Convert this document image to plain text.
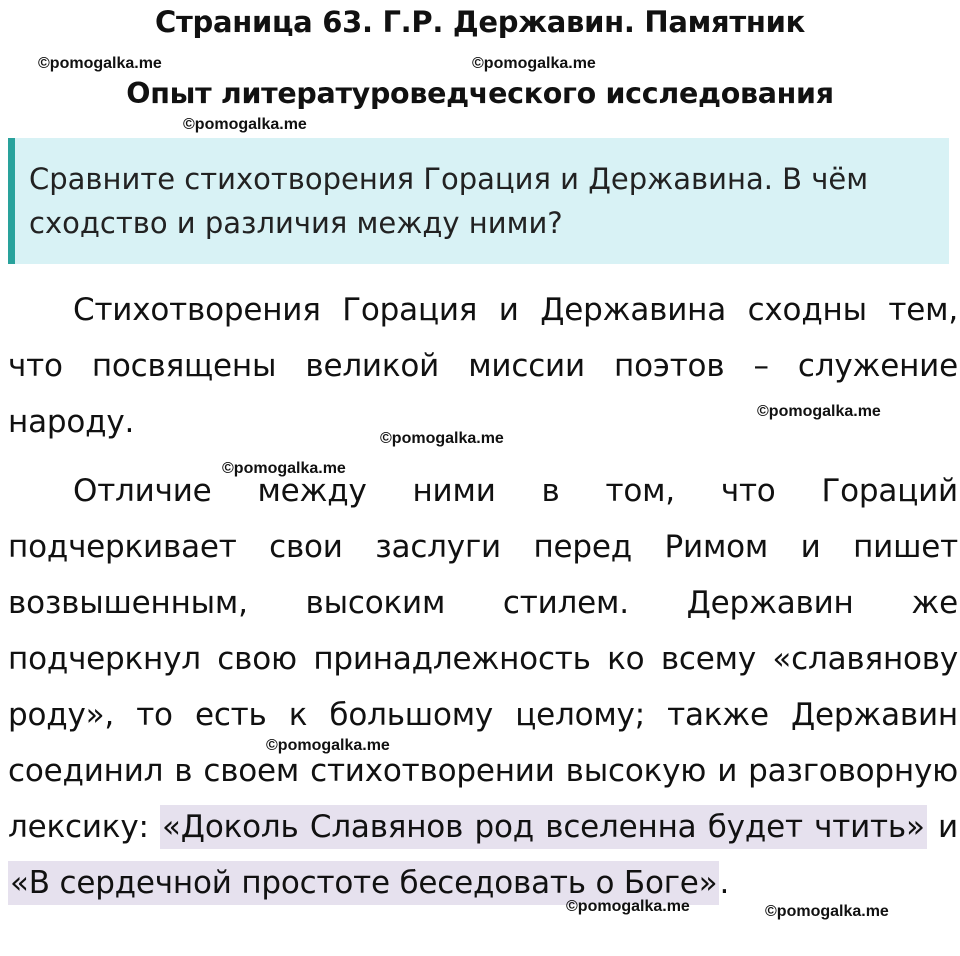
Страница 63. Г.Р. Державин. Памятник
Опыт литературоведческого исследования

Сравните стихотворения Горация и Державина. В чём сходство и различия между ними?

Стихотворения Горация и Державина сходны тем, что посвящены великой миссии поэтов – служение народу.

Отличие между ними в том, что Гораций подчеркивает свои заслуги перед Римом и пишет возвышенным, высоким стилем. Державин же подчеркнул свою принадлежность ко всему «славянову роду», то есть к большому целому; также Державин соединил в своем стихотворении высокую и разговорную лексику: «Доколь Славянов род вселенна будет чтить» и «В сердечной простоте беседовать о Боге».

©pomogalka.me	©pomogalka.me
©pomogalka.me
©pomogalka.me
©pomogalka.me
©pomogalka.me
©pomogalka.me
©pomogalka.me	©pomogalka.me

-------

STATED PROBLEM = Without including any pictures, reproduce the listing exactly.

IN RESPONSE =
Convert this document image to plain text.
Страница 63. Г.Р. Державин. Памятник
Опыт литературоведческого исследования

Сравните стихотворения Горация и Державина. В чём сходство и различия между ними?

Стихотворения Горация и Державина сходны тем, что посвящены великой миссии поэтов – служение народу.

Отличие между ними в том, что Гораций подчеркивает свои заслуги перед Римом и пишет возвышенным, высоким стилем. Державин же подчеркнул свою принадлежность ко всему «славянову роду», то есть к большому целому; также Державин соединил в своем стихотворении высокую и разговорную лексику: «Доколь Славянов род вселенна будет чтить» и «В сердечной простоте беседовать о Боге».

©pomogalka.me	©pomogalka.me
©pomogalka.me
©pomogalka.me
©pomogalka.me
©pomogalka.me
©pomogalka.me
©pomogalka.me	©pomogalka.me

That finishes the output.